- **Task instructions**
Wherever the word "this" appears in a line, extract that line.

- **Record set**
begin
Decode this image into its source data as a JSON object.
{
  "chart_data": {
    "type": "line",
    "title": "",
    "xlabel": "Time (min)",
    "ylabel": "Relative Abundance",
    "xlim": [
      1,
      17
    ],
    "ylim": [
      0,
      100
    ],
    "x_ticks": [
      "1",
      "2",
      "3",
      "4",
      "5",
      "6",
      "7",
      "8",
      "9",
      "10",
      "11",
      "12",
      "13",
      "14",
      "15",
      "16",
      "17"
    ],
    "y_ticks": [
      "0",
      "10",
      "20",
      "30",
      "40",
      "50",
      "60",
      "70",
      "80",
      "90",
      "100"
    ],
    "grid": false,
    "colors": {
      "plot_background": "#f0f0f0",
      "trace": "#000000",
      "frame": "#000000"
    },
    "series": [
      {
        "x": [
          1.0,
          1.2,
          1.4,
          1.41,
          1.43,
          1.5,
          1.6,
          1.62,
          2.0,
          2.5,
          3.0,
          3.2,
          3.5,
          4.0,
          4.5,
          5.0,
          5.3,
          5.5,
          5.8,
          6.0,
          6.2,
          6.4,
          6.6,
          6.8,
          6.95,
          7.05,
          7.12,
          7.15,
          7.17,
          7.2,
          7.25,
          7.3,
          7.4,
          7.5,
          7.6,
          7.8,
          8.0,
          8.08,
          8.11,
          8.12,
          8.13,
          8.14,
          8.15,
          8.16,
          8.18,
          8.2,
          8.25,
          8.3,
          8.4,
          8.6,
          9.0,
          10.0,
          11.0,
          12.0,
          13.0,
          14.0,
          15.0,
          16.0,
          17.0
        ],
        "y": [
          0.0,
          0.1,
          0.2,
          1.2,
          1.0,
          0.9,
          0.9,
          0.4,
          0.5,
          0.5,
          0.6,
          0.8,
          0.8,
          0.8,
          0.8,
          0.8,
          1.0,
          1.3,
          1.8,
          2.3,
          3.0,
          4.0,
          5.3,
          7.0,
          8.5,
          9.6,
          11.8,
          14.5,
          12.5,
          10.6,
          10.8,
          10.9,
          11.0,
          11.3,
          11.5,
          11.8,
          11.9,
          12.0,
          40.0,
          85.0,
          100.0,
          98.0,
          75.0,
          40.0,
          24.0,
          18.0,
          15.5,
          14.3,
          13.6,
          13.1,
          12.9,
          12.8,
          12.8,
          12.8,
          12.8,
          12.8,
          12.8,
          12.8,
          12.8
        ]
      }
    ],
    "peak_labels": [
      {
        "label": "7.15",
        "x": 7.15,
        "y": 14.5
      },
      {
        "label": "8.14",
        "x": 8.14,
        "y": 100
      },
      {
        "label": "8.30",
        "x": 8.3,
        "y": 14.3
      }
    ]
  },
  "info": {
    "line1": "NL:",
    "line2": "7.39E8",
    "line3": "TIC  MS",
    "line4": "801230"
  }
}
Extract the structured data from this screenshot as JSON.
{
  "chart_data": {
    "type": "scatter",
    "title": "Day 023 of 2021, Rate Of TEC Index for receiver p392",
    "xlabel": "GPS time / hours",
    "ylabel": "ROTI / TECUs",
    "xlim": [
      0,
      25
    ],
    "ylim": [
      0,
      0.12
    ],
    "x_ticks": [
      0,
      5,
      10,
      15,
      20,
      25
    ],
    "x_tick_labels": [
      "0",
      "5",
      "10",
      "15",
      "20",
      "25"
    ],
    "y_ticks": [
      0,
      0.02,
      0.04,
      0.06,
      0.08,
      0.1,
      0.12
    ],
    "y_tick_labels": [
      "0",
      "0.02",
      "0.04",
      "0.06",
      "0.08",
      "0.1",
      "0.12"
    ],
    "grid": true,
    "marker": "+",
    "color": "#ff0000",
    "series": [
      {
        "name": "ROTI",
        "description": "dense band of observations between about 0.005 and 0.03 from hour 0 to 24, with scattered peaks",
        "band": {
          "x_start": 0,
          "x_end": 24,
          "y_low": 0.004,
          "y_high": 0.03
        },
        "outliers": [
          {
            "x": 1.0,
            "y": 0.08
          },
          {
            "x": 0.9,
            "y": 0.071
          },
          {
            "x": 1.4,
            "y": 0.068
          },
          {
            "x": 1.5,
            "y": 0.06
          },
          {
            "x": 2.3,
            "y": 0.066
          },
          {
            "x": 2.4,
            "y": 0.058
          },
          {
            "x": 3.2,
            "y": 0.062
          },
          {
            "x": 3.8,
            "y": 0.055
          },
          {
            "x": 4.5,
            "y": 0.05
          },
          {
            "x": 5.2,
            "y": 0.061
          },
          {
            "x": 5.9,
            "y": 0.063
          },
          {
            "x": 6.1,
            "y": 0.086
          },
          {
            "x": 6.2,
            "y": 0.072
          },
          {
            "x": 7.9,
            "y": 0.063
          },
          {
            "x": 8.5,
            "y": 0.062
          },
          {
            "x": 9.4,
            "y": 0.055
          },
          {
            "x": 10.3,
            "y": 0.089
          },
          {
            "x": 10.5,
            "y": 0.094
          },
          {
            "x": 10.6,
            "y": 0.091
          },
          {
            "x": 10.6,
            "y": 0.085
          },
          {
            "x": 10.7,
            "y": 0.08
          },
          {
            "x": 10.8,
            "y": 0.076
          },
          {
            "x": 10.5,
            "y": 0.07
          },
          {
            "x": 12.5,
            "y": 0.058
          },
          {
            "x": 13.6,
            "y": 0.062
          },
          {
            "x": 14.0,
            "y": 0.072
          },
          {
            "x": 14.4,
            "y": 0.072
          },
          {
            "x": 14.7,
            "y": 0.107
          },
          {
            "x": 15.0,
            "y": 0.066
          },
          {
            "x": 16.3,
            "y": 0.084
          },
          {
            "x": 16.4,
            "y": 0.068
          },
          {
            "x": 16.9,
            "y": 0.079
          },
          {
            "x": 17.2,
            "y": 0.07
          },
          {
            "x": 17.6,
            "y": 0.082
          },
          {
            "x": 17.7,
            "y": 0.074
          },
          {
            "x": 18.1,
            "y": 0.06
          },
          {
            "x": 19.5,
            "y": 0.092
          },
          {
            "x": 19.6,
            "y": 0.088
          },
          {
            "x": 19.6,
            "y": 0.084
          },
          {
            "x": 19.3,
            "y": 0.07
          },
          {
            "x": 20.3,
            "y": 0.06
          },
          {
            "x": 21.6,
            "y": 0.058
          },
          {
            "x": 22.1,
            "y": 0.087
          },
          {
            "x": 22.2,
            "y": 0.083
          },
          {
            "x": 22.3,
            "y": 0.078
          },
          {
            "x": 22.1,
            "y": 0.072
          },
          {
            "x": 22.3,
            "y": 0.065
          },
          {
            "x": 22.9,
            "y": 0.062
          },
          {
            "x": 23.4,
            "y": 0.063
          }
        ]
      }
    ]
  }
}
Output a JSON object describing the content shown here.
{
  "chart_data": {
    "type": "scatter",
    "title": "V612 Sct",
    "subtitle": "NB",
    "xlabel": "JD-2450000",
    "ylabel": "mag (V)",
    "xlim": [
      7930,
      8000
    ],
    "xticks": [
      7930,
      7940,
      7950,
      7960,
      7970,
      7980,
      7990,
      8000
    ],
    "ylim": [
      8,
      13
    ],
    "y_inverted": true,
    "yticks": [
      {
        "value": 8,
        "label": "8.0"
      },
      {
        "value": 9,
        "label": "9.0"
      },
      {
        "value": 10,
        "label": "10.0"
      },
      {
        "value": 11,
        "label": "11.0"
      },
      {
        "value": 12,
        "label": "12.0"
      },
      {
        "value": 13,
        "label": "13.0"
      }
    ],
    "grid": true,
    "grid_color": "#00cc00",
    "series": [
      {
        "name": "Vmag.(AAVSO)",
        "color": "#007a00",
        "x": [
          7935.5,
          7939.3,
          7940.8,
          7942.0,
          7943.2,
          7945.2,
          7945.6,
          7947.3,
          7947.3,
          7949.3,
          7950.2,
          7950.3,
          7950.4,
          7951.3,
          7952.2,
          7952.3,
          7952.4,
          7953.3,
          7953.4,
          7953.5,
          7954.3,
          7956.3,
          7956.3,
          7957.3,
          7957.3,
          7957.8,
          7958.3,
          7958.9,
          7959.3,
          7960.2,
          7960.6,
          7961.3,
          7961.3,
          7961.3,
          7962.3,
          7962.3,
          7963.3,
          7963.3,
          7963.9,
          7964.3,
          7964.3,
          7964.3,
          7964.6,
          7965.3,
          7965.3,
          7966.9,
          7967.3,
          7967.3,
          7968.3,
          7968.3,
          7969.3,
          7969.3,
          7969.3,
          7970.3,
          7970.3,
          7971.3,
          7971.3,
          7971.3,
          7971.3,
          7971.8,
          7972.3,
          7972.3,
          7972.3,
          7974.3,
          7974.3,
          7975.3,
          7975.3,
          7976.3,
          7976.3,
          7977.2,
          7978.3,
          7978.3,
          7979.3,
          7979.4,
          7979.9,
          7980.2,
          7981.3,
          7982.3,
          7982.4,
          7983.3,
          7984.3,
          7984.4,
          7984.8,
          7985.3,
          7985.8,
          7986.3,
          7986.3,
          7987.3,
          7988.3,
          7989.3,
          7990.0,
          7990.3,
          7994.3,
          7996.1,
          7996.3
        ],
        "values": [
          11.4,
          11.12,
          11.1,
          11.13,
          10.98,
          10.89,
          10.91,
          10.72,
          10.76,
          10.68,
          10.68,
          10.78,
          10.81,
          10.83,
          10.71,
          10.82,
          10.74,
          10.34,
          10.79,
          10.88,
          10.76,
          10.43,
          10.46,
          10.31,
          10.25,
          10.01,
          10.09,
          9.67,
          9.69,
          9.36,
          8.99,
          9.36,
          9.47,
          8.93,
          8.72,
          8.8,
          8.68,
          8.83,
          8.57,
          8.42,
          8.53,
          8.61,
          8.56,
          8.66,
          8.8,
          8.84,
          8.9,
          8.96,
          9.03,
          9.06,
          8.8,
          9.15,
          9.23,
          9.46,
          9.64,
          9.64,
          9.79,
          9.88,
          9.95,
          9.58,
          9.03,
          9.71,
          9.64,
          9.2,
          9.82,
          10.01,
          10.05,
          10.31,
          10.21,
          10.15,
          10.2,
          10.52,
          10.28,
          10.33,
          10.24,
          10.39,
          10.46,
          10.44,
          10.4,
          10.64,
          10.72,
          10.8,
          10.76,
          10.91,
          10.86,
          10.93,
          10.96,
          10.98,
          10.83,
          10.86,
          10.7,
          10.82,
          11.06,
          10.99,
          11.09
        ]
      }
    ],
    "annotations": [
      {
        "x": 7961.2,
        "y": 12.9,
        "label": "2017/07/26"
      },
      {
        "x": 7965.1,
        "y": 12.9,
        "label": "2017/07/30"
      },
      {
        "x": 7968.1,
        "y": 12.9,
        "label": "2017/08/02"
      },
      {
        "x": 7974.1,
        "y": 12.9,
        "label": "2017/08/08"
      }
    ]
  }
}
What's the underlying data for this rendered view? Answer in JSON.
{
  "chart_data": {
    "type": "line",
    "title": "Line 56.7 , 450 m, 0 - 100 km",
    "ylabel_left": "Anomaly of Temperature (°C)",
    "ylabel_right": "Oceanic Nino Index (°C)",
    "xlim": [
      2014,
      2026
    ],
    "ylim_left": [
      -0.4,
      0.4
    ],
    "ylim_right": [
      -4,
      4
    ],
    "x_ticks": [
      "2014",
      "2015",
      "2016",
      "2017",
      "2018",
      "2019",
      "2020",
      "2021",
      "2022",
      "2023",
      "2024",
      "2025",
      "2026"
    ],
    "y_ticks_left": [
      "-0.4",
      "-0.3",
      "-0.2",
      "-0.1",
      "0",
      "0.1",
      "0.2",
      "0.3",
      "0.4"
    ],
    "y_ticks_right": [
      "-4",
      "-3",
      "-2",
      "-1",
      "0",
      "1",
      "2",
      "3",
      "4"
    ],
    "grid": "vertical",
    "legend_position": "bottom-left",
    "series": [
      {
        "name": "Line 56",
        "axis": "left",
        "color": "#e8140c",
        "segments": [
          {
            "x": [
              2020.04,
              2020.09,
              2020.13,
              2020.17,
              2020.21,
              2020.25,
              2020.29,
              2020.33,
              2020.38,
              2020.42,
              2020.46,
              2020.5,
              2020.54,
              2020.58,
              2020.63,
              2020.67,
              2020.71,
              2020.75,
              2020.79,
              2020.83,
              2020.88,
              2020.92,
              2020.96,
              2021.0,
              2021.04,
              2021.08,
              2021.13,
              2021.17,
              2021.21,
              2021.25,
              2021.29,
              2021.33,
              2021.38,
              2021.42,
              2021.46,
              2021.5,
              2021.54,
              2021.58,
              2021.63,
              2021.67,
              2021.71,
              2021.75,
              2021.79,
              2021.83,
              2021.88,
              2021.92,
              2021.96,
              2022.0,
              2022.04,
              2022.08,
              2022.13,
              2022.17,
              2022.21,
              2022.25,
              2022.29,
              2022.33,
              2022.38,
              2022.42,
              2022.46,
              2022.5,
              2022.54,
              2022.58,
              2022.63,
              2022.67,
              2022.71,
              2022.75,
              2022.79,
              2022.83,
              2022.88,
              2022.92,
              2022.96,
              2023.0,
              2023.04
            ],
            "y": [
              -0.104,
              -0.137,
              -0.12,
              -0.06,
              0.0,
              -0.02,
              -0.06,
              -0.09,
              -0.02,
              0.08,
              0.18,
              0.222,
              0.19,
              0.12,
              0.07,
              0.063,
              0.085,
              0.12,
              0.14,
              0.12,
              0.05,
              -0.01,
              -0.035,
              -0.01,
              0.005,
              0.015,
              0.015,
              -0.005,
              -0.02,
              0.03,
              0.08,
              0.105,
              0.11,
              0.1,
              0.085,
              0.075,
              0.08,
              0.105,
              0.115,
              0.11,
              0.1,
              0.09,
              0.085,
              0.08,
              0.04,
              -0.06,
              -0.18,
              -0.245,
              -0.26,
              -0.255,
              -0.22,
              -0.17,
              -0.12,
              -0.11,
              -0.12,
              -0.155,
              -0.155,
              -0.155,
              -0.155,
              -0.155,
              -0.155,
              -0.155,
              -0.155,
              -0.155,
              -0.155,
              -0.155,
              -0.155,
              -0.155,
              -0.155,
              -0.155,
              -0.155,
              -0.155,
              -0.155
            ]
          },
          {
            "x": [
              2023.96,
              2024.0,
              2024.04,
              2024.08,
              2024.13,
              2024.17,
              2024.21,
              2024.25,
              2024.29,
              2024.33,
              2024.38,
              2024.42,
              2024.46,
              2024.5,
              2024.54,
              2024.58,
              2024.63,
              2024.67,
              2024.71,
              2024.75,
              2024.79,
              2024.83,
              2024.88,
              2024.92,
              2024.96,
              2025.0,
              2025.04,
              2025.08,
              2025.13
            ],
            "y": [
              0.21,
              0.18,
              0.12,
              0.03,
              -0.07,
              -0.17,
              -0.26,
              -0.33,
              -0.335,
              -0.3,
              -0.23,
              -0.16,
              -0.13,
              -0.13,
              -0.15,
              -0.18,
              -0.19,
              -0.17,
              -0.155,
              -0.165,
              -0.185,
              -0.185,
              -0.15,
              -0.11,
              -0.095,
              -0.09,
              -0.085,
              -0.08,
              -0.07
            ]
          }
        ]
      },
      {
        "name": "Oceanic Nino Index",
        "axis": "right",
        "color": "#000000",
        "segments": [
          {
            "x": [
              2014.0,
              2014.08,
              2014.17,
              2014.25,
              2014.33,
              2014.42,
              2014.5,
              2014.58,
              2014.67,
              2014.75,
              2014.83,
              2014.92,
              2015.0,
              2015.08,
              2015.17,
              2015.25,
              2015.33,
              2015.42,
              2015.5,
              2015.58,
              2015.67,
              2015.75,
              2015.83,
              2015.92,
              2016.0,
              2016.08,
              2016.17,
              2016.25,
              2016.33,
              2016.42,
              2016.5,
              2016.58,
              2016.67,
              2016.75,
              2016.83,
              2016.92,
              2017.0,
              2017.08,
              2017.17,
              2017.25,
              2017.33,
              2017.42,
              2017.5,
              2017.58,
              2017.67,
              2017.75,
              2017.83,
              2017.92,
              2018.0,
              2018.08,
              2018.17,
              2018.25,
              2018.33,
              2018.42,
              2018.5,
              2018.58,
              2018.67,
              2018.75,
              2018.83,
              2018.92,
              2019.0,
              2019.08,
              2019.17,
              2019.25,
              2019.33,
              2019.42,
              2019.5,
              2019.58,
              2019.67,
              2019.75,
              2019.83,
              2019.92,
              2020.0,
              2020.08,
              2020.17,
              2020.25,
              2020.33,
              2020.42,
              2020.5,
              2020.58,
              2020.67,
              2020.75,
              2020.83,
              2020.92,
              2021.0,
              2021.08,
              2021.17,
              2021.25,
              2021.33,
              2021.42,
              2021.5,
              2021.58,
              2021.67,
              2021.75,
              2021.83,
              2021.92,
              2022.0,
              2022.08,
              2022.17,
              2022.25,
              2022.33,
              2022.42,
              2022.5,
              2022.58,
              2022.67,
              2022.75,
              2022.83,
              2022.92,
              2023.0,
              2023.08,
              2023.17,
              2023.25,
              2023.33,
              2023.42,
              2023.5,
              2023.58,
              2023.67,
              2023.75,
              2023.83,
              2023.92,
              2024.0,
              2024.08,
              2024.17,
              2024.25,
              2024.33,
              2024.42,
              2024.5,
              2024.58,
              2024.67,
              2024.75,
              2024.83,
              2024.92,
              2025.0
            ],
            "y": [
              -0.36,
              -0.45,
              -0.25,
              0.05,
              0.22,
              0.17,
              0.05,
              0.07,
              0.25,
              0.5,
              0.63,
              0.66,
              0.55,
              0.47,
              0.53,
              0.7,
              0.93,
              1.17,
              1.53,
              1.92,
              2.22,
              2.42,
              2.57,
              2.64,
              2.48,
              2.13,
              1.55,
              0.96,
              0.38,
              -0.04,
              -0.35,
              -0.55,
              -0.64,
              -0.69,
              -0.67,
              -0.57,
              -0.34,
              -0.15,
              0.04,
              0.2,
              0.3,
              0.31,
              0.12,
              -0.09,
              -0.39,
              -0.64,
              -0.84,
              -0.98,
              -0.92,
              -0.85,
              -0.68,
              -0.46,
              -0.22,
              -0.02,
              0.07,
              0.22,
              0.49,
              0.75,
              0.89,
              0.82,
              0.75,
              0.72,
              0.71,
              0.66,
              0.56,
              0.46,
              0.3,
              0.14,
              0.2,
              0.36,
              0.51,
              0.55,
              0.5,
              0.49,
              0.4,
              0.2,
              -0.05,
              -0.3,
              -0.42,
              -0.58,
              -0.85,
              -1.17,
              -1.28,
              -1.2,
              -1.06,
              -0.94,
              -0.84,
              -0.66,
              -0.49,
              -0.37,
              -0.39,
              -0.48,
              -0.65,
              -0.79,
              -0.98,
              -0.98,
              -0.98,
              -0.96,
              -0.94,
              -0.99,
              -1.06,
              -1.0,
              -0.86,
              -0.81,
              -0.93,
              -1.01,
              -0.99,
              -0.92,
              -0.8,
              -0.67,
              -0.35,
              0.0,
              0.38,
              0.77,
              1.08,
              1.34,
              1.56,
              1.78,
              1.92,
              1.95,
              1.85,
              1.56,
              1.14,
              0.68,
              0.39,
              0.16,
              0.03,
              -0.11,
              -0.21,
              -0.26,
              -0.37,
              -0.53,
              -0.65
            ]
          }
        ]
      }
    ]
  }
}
end
- **Right answer**
Decode this image into its source data as a JSON object.
Extract the structured data from this screenshot as JSON.
What's the underlying data for this rendered view? Answer in JSON.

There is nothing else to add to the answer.